EXERCISE DETAILS: Your job is to restate each entry word for word.
╭─ DATASET RECORDS
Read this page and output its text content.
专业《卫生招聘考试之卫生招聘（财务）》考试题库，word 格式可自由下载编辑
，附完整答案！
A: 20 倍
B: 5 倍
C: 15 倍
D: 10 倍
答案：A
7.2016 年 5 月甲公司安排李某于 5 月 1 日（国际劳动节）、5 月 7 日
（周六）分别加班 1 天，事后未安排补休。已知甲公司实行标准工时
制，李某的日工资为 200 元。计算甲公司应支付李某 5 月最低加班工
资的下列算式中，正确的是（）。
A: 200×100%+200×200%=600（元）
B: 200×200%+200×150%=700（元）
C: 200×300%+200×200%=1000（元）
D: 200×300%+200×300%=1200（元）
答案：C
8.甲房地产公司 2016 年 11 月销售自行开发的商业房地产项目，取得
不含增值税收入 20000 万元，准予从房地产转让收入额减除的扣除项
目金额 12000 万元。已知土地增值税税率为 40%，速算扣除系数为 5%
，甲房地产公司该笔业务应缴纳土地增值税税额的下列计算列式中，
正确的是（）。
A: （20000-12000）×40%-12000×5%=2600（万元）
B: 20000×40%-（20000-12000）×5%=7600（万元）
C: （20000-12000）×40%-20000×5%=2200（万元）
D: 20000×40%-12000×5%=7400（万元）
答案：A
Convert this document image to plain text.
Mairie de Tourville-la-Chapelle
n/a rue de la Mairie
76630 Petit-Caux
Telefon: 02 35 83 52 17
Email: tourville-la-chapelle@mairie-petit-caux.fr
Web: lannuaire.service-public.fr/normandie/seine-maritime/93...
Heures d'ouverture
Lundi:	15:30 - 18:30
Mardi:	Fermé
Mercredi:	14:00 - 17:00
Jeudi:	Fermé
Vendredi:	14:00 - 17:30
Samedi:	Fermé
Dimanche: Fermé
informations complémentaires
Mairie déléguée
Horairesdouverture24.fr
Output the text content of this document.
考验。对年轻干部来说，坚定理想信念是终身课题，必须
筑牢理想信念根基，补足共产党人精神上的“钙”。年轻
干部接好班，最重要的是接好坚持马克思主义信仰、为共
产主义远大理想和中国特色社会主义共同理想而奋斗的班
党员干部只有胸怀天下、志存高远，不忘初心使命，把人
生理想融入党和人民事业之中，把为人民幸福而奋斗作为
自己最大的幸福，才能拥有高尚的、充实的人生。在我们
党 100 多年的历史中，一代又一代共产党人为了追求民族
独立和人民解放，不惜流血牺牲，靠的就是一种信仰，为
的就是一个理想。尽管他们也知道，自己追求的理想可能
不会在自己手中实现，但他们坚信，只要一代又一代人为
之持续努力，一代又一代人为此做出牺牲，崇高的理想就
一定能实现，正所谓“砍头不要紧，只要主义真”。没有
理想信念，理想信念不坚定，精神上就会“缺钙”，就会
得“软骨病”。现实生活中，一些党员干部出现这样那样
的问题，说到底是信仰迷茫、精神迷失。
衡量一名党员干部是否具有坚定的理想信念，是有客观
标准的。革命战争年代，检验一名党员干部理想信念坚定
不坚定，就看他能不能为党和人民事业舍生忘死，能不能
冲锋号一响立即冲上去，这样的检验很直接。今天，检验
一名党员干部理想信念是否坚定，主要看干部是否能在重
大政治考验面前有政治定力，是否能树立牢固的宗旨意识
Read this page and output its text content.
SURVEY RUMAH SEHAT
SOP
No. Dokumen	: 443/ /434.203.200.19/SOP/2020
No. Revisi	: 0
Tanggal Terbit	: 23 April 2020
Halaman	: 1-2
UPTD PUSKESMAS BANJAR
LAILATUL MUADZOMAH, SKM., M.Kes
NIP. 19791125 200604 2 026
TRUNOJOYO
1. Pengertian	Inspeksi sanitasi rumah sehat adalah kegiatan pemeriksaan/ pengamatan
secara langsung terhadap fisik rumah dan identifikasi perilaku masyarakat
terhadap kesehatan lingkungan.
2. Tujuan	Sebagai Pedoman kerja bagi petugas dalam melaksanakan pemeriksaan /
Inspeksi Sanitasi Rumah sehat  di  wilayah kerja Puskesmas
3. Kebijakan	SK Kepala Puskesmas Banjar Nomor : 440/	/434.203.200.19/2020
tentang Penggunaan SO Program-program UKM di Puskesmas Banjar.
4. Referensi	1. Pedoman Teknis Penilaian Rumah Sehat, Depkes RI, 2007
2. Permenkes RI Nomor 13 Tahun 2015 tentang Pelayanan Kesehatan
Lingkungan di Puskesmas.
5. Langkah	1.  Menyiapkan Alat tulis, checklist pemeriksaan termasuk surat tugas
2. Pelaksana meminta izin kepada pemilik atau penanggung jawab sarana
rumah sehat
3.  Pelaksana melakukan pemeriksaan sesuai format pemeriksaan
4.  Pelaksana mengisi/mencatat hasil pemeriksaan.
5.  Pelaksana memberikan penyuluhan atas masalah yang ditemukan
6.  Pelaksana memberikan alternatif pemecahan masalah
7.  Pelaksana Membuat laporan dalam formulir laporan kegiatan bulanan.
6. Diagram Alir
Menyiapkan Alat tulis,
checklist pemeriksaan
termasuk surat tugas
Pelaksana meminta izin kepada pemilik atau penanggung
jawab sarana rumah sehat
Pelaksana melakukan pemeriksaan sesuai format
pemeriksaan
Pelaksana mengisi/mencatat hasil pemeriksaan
╰─
RIGHT ANSWER:
Read this page and output its text content.
专业《卫生招聘考试之卫生招聘（财务）》考试题库，word 格式可自由下载编辑
，附完整答案！
A: 20 倍
B: 5 倍
C: 15 倍
D: 10 倍
答案：A
7.2016 年 5 月甲公司安排李某于 5 月 1 日（国际劳动节）、5 月 7 日
（周六）分别加班 1 天，事后未安排补休。已知甲公司实行标准工时
制，李某的日工资为 200 元。计算甲公司应支付李某 5 月最低加班工
资的下列算式中，正确的是（）。
A: 200×100%+200×200%=600（元）
B: 200×200%+200×150%=700（元）
C: 200×300%+200×200%=1000（元）
D: 200×300%+200×300%=1200（元）
答案：C
8.甲房地产公司 2016 年 11 月销售自行开发的商业房地产项目，取得
不含增值税收入 20000 万元，准予从房地产转让收入额减除的扣除项
目金额 12000 万元。已知土地增值税税率为 40%，速算扣除系数为 5%
，甲房地产公司该笔业务应缴纳土地增值税税额的下列计算列式中，
正确的是（）。
A: （20000-12000）×40%-12000×5%=2600（万元）
B: 20000×40%-（20000-12000）×5%=7600（万元）
C: （20000-12000）×40%-20000×5%=2200（万元）
D: 20000×40%-12000×5%=7400（万元）
答案：A
Convert this document image to plain text.
Mairie de Tourville-la-Chapelle
n/a rue de la Mairie
76630 Petit-Caux
Telefon: 02 35 83 52 17
Email: tourville-la-chapelle@mairie-petit-caux.fr
Web: lannuaire.service-public.fr/normandie/seine-maritime/93...
Heures d'ouverture
Lundi:	15:30 - 18:30
Mardi:	Fermé
Mercredi:	14:00 - 17:00
Jeudi:	Fermé
Vendredi:	14:00 - 17:30
Samedi:	Fermé
Dimanche: Fermé
informations complémentaires
Mairie déléguée
Horairesdouverture24.fr
Output the text content of this document.
考验。对年轻干部来说，坚定理想信念是终身课题，必须
筑牢理想信念根基，补足共产党人精神上的“钙”。年轻
干部接好班，最重要的是接好坚持马克思主义信仰、为共
产主义远大理想和中国特色社会主义共同理想而奋斗的班
党员干部只有胸怀天下、志存高远，不忘初心使命，把人
生理想融入党和人民事业之中，把为人民幸福而奋斗作为
自己最大的幸福，才能拥有高尚的、充实的人生。在我们
党 100 多年的历史中，一代又一代共产党人为了追求民族
独立和人民解放，不惜流血牺牲，靠的就是一种信仰，为
的就是一个理想。尽管他们也知道，自己追求的理想可能
不会在自己手中实现，但他们坚信，只要一代又一代人为
之持续努力，一代又一代人为此做出牺牲，崇高的理想就
一定能实现，正所谓“砍头不要紧，只要主义真”。没有
理想信念，理想信念不坚定，精神上就会“缺钙”，就会
得“软骨病”。现实生活中，一些党员干部出现这样那样
的问题，说到底是信仰迷茫、精神迷失。
衡量一名党员干部是否具有坚定的理想信念，是有客观
标准的。革命战争年代，检验一名党员干部理想信念坚定
不坚定，就看他能不能为党和人民事业舍生忘死，能不能
冲锋号一响立即冲上去，这样的检验很直接。今天，检验
一名党员干部理想信念是否坚定，主要看干部是否能在重
大政治考验面前有政治定力，是否能树立牢固的宗旨意识
Read this page and output its text content.
SURVEY RUMAH SEHAT
SOP
No. Dokumen	: 443/ /434.203.200.19/SOP/2020
No. Revisi	: 0
Tanggal Terbit	: 23 April 2020
Halaman	: 1-2
UPTD PUSKESMAS BANJAR
LAILATUL MUADZOMAH, SKM., M.Kes
NIP. 19791125 200604 2 026
TRUNOJOYO
1. Pengertian	Inspeksi sanitasi rumah sehat adalah kegiatan pemeriksaan/ pengamatan
secara langsung terhadap fisik rumah dan identifikasi perilaku masyarakat
terhadap kesehatan lingkungan.
2. Tujuan	Sebagai Pedoman kerja bagi petugas dalam melaksanakan pemeriksaan /
Inspeksi Sanitasi Rumah sehat  di  wilayah kerja Puskesmas
3. Kebijakan	SK Kepala Puskesmas Banjar Nomor : 440/	/434.203.200.19/2020
tentang Penggunaan SO Program-program UKM di Puskesmas Banjar.
4. Referensi	1. Pedoman Teknis Penilaian Rumah Sehat, Depkes RI, 2007
2. Permenkes RI Nomor 13 Tahun 2015 tentang Pelayanan Kesehatan
Lingkungan di Puskesmas.
5. Langkah	1.  Menyiapkan Alat tulis, checklist pemeriksaan termasuk surat tugas
2. Pelaksana meminta izin kepada pemilik atau penanggung jawab sarana
rumah sehat
3.  Pelaksana melakukan pemeriksaan sesuai format pemeriksaan
4.  Pelaksana mengisi/mencatat hasil pemeriksaan.
5.  Pelaksana memberikan penyuluhan atas masalah yang ditemukan
6.  Pelaksana memberikan alternatif pemecahan masalah
7.  Pelaksana Membuat laporan dalam formulir laporan kegiatan bulanan.
6. Diagram Alir
Menyiapkan Alat tulis,
checklist pemeriksaan
termasuk surat tugas
Pelaksana meminta izin kepada pemilik atau penanggung
jawab sarana rumah sehat
Pelaksana melakukan pemeriksaan sesuai format
pemeriksaan
Pelaksana mengisi/mencatat hasil pemeriksaan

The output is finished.